• **What you need to do**
Please transcribe the listing below in full and word for word, without its pictures.

• **Data entries**
..............................
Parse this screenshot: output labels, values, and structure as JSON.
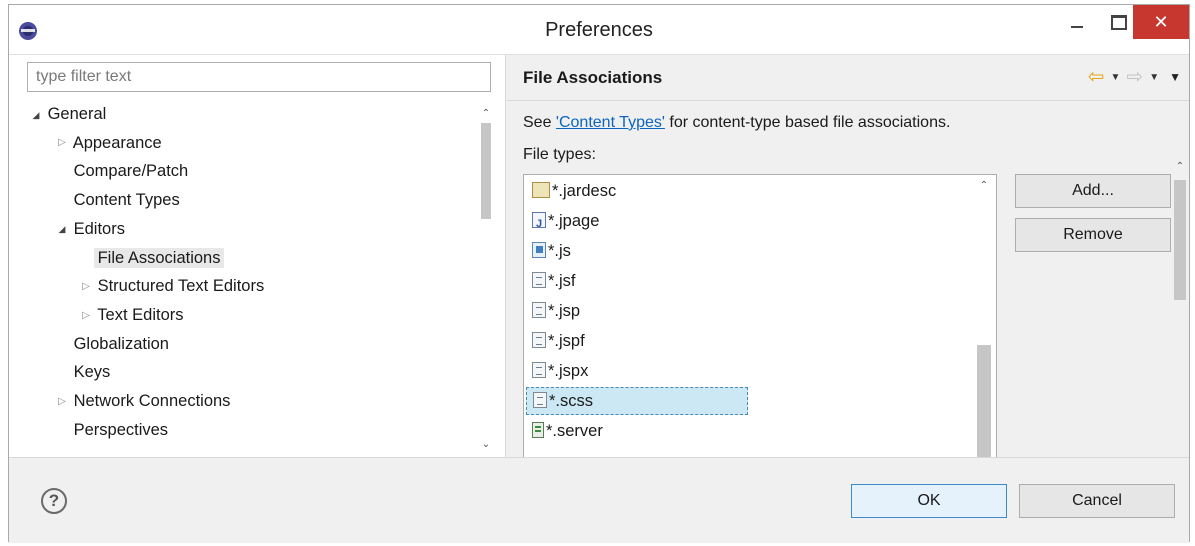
{
  "window": {
    "title": "Preferences"
  },
  "titlebar": {
    "minimize": "",
    "maximize": "",
    "close": "✕"
  },
  "filter": {
    "placeholder": "type filter text",
    "value": ""
  },
  "tree": {
    "items": [
      {
        "label": "General",
        "level": 0,
        "toggle": "expanded"
      },
      {
        "label": "Appearance",
        "level": 1,
        "toggle": "collapsed"
      },
      {
        "label": "Compare/Patch",
        "level": 1,
        "toggle": "none"
      },
      {
        "label": "Content Types",
        "level": 1,
        "toggle": "none"
      },
      {
        "label": "Editors",
        "level": 1,
        "toggle": "expanded"
      },
      {
        "label": "File Associations",
        "level": 2,
        "toggle": "none",
        "selected": true
      },
      {
        "label": "Structured Text Editors",
        "level": 2,
        "toggle": "collapsed"
      },
      {
        "label": "Text Editors",
        "level": 2,
        "toggle": "collapsed"
      },
      {
        "label": "Globalization",
        "level": 1,
        "toggle": "none"
      },
      {
        "label": "Keys",
        "level": 1,
        "toggle": "none"
      },
      {
        "label": "Network Connections",
        "level": 1,
        "toggle": "collapsed"
      },
      {
        "label": "Perspectives",
        "level": 1,
        "toggle": "none"
      }
    ]
  },
  "page": {
    "title": "File Associations",
    "see_prefix": "See ",
    "see_link": "'Content Types'",
    "see_suffix": " for content-type based file associations.",
    "file_types_label": "File types:",
    "file_types": [
      {
        "name": "*.jardesc",
        "icon": "jar-file-icon"
      },
      {
        "name": "*.jpage",
        "icon": "java-page-file-icon"
      },
      {
        "name": "*.js",
        "icon": "javascript-file-icon"
      },
      {
        "name": "*.jsf",
        "icon": "text-file-icon"
      },
      {
        "name": "*.jsp",
        "icon": "text-file-icon"
      },
      {
        "name": "*.jspf",
        "icon": "text-file-icon"
      },
      {
        "name": "*.jspx",
        "icon": "text-file-icon"
      },
      {
        "name": "*.scss",
        "icon": "text-file-icon",
        "selected": true
      },
      {
        "name": "*.server",
        "icon": "server-file-icon"
      }
    ],
    "add_label": "Add...",
    "remove_label": "Remove"
  },
  "footer": {
    "ok_label": "OK",
    "cancel_label": "Cancel",
    "help": "?"
  }
}
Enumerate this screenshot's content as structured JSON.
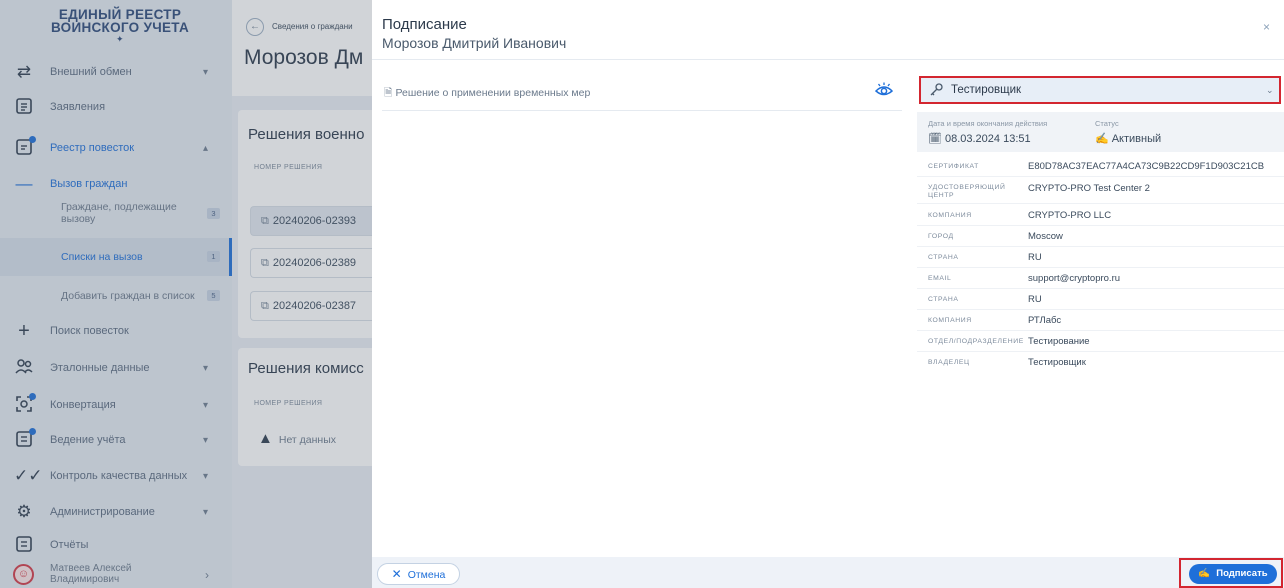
..............................
• **Reply to the exercise**
Parse this screenshot: output labels, values, and structure as JSON.
{
  "window": {
    "title": "Preferences"
  },
  "titlebar": {
    "minimize": "",
    "maximize": "",
    "close": "✕"
  },
  "filter": {
    "placeholder": "type filter text",
    "value": ""
  },
  "tree": {
    "items": [
      {
        "label": "General",
        "level": 0,
        "toggle": "expanded"
      },
      {
        "label": "Appearance",
        "level": 1,
        "toggle": "collapsed"
      },
      {
        "label": "Compare/Patch",
        "level": 1,
        "toggle": "none"
      },
      {
        "label": "Content Types",
        "level": 1,
        "toggle": "none"
      },
      {
        "label": "Editors",
        "level": 1,
        "toggle": "expanded"
      },
      {
        "label": "File Associations",
        "level": 2,
        "toggle": "none",
        "selected": true
      },
      {
        "label": "Structured Text Editors",
        "level": 2,
        "toggle": "collapsed"
      },
      {
        "label": "Text Editors",
        "level": 2,
        "toggle": "collapsed"
      },
      {
        "label": "Globalization",
        "level": 1,
        "toggle": "none"
      },
      {
        "label": "Keys",
        "level": 1,
        "toggle": "none"
      },
      {
        "label": "Network Connections",
        "level": 1,
        "toggle": "collapsed"
      },
      {
        "label": "Perspectives",
        "level": 1,
        "toggle": "none"
      }
    ]
  },
  "page": {
    "title": "File Associations",
    "see_prefix": "See ",
    "see_link": "'Content Types'",
    "see_suffix": " for content-type based file associations.",
    "file_types_label": "File types:",
    "file_types": [
      {
        "name": "*.jardesc",
        "icon": "jar-file-icon"
      },
      {
        "name": "*.jpage",
        "icon": "java-page-file-icon"
      },
      {
        "name": "*.js",
        "icon": "javascript-file-icon"
      },
      {
        "name": "*.jsf",
        "icon": "text-file-icon"
      },
      {
        "name": "*.jsp",
        "icon": "text-file-icon"
      },
      {
        "name": "*.jspf",
        "icon": "text-file-icon"
      },
      {
        "name": "*.jspx",
        "icon": "text-file-icon"
      },
      {
        "name": "*.scss",
        "icon": "text-file-icon",
        "selected": true
      },
      {
        "name": "*.server",
        "icon": "server-file-icon"
      }
    ],
    "add_label": "Add...",
    "remove_label": "Remove"
  },
  "footer": {
    "ok_label": "OK",
    "cancel_label": "Cancel",
    "help": "?"
  }
}
Enumerate this screenshot's content as structured JSON.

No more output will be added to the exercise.